DIRECTIONS :: Set down, in full, every record in the block.

ENTRIES SHOWN ::
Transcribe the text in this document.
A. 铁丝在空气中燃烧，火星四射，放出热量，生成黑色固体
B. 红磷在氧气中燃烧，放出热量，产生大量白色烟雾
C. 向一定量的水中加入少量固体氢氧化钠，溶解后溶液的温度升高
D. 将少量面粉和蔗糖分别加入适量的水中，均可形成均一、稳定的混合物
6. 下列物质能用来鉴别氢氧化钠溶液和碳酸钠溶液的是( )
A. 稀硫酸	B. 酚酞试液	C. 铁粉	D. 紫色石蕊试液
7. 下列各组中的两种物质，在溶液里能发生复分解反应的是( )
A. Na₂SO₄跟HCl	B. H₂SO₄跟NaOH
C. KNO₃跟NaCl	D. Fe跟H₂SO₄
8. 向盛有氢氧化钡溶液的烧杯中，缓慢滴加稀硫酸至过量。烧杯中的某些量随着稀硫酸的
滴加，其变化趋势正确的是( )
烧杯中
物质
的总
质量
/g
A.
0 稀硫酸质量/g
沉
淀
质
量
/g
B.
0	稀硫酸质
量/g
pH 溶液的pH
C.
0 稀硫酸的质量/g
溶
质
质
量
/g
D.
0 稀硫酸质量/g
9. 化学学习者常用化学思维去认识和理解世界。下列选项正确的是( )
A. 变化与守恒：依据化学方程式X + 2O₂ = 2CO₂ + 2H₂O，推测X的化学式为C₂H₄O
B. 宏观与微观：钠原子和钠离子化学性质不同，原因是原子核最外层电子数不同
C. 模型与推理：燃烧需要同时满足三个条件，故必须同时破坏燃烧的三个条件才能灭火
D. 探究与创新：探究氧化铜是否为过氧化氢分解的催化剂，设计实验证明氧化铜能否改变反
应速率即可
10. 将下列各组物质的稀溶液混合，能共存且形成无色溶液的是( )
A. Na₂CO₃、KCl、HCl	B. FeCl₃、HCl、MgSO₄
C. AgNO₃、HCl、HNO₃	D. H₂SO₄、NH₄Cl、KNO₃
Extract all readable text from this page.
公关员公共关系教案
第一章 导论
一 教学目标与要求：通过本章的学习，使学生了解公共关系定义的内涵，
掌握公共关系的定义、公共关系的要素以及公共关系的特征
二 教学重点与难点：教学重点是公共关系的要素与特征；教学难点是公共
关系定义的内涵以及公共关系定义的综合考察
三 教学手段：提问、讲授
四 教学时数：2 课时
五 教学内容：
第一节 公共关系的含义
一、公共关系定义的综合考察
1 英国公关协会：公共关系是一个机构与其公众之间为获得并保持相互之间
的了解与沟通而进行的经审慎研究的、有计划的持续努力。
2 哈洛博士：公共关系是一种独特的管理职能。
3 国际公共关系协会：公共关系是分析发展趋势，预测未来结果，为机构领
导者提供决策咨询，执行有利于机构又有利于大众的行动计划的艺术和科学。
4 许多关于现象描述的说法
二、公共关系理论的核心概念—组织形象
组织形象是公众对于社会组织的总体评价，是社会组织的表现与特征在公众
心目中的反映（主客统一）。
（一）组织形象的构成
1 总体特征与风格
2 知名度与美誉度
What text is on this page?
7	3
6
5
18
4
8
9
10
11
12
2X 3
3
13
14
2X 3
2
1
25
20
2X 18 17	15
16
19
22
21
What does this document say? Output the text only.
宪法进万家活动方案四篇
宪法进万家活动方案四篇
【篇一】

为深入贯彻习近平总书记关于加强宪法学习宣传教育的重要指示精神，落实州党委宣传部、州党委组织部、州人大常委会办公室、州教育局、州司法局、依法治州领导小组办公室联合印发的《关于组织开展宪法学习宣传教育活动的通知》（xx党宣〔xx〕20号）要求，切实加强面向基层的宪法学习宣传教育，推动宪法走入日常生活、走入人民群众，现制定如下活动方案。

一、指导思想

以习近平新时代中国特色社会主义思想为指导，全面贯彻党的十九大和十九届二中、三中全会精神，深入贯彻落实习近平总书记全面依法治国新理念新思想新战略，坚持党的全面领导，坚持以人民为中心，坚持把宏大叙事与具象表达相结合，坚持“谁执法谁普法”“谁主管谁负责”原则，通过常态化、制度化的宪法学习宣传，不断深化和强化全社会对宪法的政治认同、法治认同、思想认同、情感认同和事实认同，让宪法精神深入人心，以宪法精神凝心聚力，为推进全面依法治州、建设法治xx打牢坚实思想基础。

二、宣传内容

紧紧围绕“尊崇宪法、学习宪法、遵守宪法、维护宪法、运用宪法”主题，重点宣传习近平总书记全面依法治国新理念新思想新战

SOLUTION TO THE PROBLEM ::
Transcribe the text in this document.
A. 铁丝在空气中燃烧，火星四射，放出热量，生成黑色固体
B. 红磷在氧气中燃烧，放出热量，产生大量白色烟雾
C. 向一定量的水中加入少量固体氢氧化钠，溶解后溶液的温度升高
D. 将少量面粉和蔗糖分别加入适量的水中，均可形成均一、稳定的混合物
6. 下列物质能用来鉴别氢氧化钠溶液和碳酸钠溶液的是( )
A. 稀硫酸	B. 酚酞试液	C. 铁粉	D. 紫色石蕊试液
7. 下列各组中的两种物质，在溶液里能发生复分解反应的是( )
A. Na₂SO₄跟HCl	B. H₂SO₄跟NaOH
C. KNO₃跟NaCl	D. Fe跟H₂SO₄
8. 向盛有氢氧化钡溶液的烧杯中，缓慢滴加稀硫酸至过量。烧杯中的某些量随着稀硫酸的
滴加，其变化趋势正确的是( )
烧杯中
物质
的总
质量
/g
A.
0 稀硫酸质量/g
沉
淀
质
量
/g
B.
0	稀硫酸质
量/g
pH 溶液的pH
C.
0 稀硫酸的质量/g
溶
质
质
量
/g
D.
0 稀硫酸质量/g
9. 化学学习者常用化学思维去认识和理解世界。下列选项正确的是( )
A. 变化与守恒：依据化学方程式X + 2O₂ = 2CO₂ + 2H₂O，推测X的化学式为C₂H₄O
B. 宏观与微观：钠原子和钠离子化学性质不同，原因是原子核最外层电子数不同
C. 模型与推理：燃烧需要同时满足三个条件，故必须同时破坏燃烧的三个条件才能灭火
D. 探究与创新：探究氧化铜是否为过氧化氢分解的催化剂，设计实验证明氧化铜能否改变反
应速率即可
10. 将下列各组物质的稀溶液混合，能共存且形成无色溶液的是( )
A. Na₂CO₃、KCl、HCl	B. FeCl₃、HCl、MgSO₄
C. AgNO₃、HCl、HNO₃	D. H₂SO₄、NH₄Cl、KNO₃
Extract all readable text from this page.
公关员公共关系教案
第一章 导论
一 教学目标与要求：通过本章的学习，使学生了解公共关系定义的内涵，
掌握公共关系的定义、公共关系的要素以及公共关系的特征
二 教学重点与难点：教学重点是公共关系的要素与特征；教学难点是公共
关系定义的内涵以及公共关系定义的综合考察
三 教学手段：提问、讲授
四 教学时数：2 课时
五 教学内容：
第一节 公共关系的含义
一、公共关系定义的综合考察
1 英国公关协会：公共关系是一个机构与其公众之间为获得并保持相互之间
的了解与沟通而进行的经审慎研究的、有计划的持续努力。
2 哈洛博士：公共关系是一种独特的管理职能。
3 国际公共关系协会：公共关系是分析发展趋势，预测未来结果，为机构领
导者提供决策咨询，执行有利于机构又有利于大众的行动计划的艺术和科学。
4 许多关于现象描述的说法
二、公共关系理论的核心概念—组织形象
组织形象是公众对于社会组织的总体评价，是社会组织的表现与特征在公众
心目中的反映（主客统一）。
（一）组织形象的构成
1 总体特征与风格
2 知名度与美誉度
What text is on this page?
7	3
6
5
18
4
8
9
10
11
12
2X 3
3
13
14
2X 3
2
1
25
20
2X 18 17	15
16
19
22
21
What does this document say? Output the text only.
宪法进万家活动方案四篇
宪法进万家活动方案四篇
【篇一】

为深入贯彻习近平总书记关于加强宪法学习宣传教育的重要指示精神，落实州党委宣传部、州党委组织部、州人大常委会办公室、州教育局、州司法局、依法治州领导小组办公室联合印发的《关于组织开展宪法学习宣传教育活动的通知》（xx党宣〔xx〕20号）要求，切实加强面向基层的宪法学习宣传教育，推动宪法走入日常生活、走入人民群众，现制定如下活动方案。

一、指导思想

以习近平新时代中国特色社会主义思想为指导，全面贯彻党的十九大和十九届二中、三中全会精神，深入贯彻落实习近平总书记全面依法治国新理念新思想新战略，坚持党的全面领导，坚持以人民为中心，坚持把宏大叙事与具象表达相结合，坚持“谁执法谁普法”“谁主管谁负责”原则，通过常态化、制度化的宪法学习宣传，不断深化和强化全社会对宪法的政治认同、法治认同、思想认同、情感认同和事实认同，让宪法精神深入人心，以宪法精神凝心聚力，为推进全面依法治州、建设法治xx打牢坚实思想基础。

二、宣传内容

紧紧围绕“尊崇宪法、学习宪法、遵守宪法、维护宪法、运用宪法”主题，重点宣传习近平总书记全面依法治国新理念新思想新战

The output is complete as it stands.